_EXERCISE REQUIREMENTS:_
Transcribe the records below in full; pictures stay out of the copy.

Rows from a figure dataset:
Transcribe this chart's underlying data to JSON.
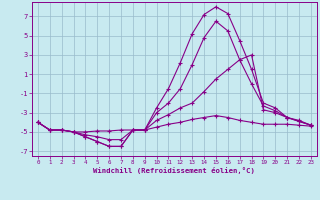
{
  "xlabel": "Windchill (Refroidissement éolien,°C)",
  "bg_color": "#c8eaf0",
  "line_color": "#880088",
  "grid_color": "#99bbcc",
  "xlim": [
    -0.5,
    23.5
  ],
  "ylim": [
    -7.5,
    8.5
  ],
  "yticks": [
    -7,
    -5,
    -3,
    -1,
    1,
    3,
    5,
    7
  ],
  "xticks": [
    0,
    1,
    2,
    3,
    4,
    5,
    6,
    7,
    8,
    9,
    10,
    11,
    12,
    13,
    14,
    15,
    16,
    17,
    18,
    19,
    20,
    21,
    22,
    23
  ],
  "line1_y": [
    -4.0,
    -4.8,
    -4.8,
    -5.0,
    -5.5,
    -6.0,
    -6.5,
    -6.5,
    -4.8,
    -4.8,
    -2.5,
    -0.5,
    2.2,
    5.2,
    7.2,
    8.0,
    7.3,
    4.5,
    1.5,
    -2.0,
    -2.5,
    -3.5,
    -3.8,
    -4.3
  ],
  "line2_y": [
    -4.0,
    -4.8,
    -4.8,
    -5.0,
    -5.5,
    -6.0,
    -6.5,
    -6.5,
    -4.8,
    -4.8,
    -3.0,
    -2.0,
    -0.5,
    2.0,
    4.8,
    6.5,
    5.5,
    2.5,
    0.0,
    -2.3,
    -2.8,
    -3.5,
    -3.9,
    -4.3
  ],
  "line3_y": [
    -4.0,
    -4.8,
    -4.8,
    -5.0,
    -5.3,
    -5.5,
    -5.8,
    -5.8,
    -4.8,
    -4.8,
    -3.8,
    -3.2,
    -2.5,
    -2.0,
    -0.8,
    0.5,
    1.5,
    2.5,
    3.0,
    -2.7,
    -3.0,
    -3.5,
    -3.9,
    -4.3
  ],
  "line4_y": [
    -4.0,
    -4.8,
    -4.8,
    -5.0,
    -5.0,
    -4.9,
    -4.9,
    -4.8,
    -4.8,
    -4.8,
    -4.5,
    -4.2,
    -4.0,
    -3.7,
    -3.5,
    -3.3,
    -3.5,
    -3.8,
    -4.0,
    -4.2,
    -4.2,
    -4.2,
    -4.3,
    -4.4
  ]
}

_SOLUTION:_
Transcribe this chart's underlying data to JSON.
{
  "xlabel": "Windchill (Refroidissement éolien,°C)",
  "bg_color": "#c8eaf0",
  "line_color": "#880088",
  "grid_color": "#99bbcc",
  "xlim": [
    -0.5,
    23.5
  ],
  "ylim": [
    -7.5,
    8.5
  ],
  "yticks": [
    -7,
    -5,
    -3,
    -1,
    1,
    3,
    5,
    7
  ],
  "xticks": [
    0,
    1,
    2,
    3,
    4,
    5,
    6,
    7,
    8,
    9,
    10,
    11,
    12,
    13,
    14,
    15,
    16,
    17,
    18,
    19,
    20,
    21,
    22,
    23
  ],
  "line1_y": [
    -4.0,
    -4.8,
    -4.8,
    -5.0,
    -5.5,
    -6.0,
    -6.5,
    -6.5,
    -4.8,
    -4.8,
    -2.5,
    -0.5,
    2.2,
    5.2,
    7.2,
    8.0,
    7.3,
    4.5,
    1.5,
    -2.0,
    -2.5,
    -3.5,
    -3.8,
    -4.3
  ],
  "line2_y": [
    -4.0,
    -4.8,
    -4.8,
    -5.0,
    -5.5,
    -6.0,
    -6.5,
    -6.5,
    -4.8,
    -4.8,
    -3.0,
    -2.0,
    -0.5,
    2.0,
    4.8,
    6.5,
    5.5,
    2.5,
    0.0,
    -2.3,
    -2.8,
    -3.5,
    -3.9,
    -4.3
  ],
  "line3_y": [
    -4.0,
    -4.8,
    -4.8,
    -5.0,
    -5.3,
    -5.5,
    -5.8,
    -5.8,
    -4.8,
    -4.8,
    -3.8,
    -3.2,
    -2.5,
    -2.0,
    -0.8,
    0.5,
    1.5,
    2.5,
    3.0,
    -2.7,
    -3.0,
    -3.5,
    -3.9,
    -4.3
  ],
  "line4_y": [
    -4.0,
    -4.8,
    -4.8,
    -5.0,
    -5.0,
    -4.9,
    -4.9,
    -4.8,
    -4.8,
    -4.8,
    -4.5,
    -4.2,
    -4.0,
    -3.7,
    -3.5,
    -3.3,
    -3.5,
    -3.8,
    -4.0,
    -4.2,
    -4.2,
    -4.2,
    -4.3,
    -4.4
  ]
}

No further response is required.